WORK INSTRUCTIONS ::
Which lines contain the word "have"? Return each of them as written.

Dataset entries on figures
■ ■ ■ ■ ■
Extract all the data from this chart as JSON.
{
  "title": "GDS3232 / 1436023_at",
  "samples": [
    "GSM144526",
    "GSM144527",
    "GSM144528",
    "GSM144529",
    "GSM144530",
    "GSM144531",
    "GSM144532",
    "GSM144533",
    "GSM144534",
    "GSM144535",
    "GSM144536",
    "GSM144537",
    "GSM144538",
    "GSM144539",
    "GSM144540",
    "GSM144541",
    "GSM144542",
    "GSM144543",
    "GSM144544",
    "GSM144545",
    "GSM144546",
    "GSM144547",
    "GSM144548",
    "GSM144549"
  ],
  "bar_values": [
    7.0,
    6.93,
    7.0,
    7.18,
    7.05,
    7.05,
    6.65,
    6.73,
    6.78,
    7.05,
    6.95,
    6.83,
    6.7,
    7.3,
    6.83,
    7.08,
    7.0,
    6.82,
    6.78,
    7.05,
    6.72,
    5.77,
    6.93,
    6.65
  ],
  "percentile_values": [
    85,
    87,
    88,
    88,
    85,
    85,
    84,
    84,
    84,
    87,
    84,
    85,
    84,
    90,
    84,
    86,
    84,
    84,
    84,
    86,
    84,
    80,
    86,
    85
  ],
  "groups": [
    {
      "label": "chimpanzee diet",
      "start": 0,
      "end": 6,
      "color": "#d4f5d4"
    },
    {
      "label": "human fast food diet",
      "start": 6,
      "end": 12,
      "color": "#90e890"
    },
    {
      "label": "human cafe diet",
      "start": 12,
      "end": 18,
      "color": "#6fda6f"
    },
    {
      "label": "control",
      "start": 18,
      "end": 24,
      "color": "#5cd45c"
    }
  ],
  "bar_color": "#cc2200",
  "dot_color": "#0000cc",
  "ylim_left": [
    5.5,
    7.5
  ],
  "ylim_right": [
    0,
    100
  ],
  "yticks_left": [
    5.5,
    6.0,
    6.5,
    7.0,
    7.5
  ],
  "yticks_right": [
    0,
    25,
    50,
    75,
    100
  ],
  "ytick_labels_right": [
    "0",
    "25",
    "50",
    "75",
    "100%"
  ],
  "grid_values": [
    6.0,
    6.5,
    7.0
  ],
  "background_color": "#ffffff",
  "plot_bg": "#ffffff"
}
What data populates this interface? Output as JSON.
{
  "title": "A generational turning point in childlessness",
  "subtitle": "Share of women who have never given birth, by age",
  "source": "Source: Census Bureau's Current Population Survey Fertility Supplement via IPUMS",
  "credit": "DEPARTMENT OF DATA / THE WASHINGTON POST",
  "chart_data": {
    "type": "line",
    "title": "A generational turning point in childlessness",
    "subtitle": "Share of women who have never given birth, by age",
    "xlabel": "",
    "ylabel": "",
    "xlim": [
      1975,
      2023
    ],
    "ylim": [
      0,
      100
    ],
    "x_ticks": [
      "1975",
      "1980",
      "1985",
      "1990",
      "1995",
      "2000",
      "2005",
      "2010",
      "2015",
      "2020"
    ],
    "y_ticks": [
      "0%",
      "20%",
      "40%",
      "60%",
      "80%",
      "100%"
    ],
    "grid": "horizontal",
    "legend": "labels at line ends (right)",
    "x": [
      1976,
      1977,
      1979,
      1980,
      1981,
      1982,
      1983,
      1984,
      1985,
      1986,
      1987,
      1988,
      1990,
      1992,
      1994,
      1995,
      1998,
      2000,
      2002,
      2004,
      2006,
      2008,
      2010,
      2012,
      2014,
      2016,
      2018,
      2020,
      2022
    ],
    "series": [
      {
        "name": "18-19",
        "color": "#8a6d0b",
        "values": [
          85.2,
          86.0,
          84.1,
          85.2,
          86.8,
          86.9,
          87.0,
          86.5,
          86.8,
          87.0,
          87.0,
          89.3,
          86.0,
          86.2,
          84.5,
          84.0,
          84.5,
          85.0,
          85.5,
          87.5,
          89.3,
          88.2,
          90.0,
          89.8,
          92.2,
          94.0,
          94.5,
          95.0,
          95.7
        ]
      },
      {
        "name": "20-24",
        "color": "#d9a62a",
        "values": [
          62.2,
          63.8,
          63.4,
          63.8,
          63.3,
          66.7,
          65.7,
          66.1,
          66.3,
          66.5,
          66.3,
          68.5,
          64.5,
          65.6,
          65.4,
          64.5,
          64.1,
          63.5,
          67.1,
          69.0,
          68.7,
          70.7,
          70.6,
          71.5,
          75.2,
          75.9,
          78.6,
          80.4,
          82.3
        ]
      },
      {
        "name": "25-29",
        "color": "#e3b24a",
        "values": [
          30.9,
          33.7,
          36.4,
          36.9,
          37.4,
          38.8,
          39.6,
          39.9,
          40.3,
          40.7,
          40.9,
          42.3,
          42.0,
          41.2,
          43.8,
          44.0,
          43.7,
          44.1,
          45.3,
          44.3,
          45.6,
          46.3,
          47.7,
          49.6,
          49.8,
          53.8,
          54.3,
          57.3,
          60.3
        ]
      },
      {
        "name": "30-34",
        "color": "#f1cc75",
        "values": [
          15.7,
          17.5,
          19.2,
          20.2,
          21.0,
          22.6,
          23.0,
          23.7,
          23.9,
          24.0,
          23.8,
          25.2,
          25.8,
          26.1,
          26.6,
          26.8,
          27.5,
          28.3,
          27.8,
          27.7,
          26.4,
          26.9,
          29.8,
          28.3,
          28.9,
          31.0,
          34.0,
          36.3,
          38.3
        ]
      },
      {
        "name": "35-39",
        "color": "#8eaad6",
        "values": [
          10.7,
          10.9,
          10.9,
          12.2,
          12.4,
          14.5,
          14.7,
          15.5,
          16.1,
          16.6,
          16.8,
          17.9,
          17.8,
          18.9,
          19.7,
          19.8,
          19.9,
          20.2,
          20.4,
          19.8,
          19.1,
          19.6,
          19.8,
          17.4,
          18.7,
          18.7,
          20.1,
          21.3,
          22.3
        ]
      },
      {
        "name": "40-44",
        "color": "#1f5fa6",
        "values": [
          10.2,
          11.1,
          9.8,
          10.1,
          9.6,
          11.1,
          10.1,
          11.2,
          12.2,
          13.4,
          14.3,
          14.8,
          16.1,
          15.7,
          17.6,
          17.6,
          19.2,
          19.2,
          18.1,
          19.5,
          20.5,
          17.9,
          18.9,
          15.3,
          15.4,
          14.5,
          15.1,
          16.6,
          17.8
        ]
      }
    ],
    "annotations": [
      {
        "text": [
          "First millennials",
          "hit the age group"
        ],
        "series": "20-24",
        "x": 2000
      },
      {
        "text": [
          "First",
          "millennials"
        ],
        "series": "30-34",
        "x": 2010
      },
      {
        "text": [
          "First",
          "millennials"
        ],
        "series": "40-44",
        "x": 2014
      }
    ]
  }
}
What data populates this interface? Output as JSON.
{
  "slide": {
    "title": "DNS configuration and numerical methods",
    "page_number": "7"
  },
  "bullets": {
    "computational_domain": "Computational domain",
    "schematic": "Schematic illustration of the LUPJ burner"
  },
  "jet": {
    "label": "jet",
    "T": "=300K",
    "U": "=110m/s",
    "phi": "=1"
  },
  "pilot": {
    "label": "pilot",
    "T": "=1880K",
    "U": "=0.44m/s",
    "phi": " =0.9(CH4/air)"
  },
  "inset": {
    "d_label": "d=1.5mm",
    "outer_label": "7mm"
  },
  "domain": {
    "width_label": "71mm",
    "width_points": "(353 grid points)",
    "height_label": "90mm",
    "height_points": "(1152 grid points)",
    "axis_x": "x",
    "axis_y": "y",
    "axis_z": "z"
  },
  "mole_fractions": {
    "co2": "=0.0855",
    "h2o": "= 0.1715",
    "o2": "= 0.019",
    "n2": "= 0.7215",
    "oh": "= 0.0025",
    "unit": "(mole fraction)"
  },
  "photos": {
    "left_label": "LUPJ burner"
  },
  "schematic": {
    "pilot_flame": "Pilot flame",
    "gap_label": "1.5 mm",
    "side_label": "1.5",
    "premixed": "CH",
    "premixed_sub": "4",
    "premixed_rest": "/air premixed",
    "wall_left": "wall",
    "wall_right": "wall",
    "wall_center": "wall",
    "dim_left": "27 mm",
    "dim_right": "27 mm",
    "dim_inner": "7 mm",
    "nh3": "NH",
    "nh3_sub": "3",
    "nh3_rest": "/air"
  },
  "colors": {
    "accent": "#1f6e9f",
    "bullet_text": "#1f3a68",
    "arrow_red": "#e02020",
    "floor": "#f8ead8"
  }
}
■ ■ ■ ■ ■
SOLUTION TO THIS EXERCISE ::
  "subtitle": "Share of women who have never given birth, by age",
    "subtitle": "Share of women who have never given birth, by age",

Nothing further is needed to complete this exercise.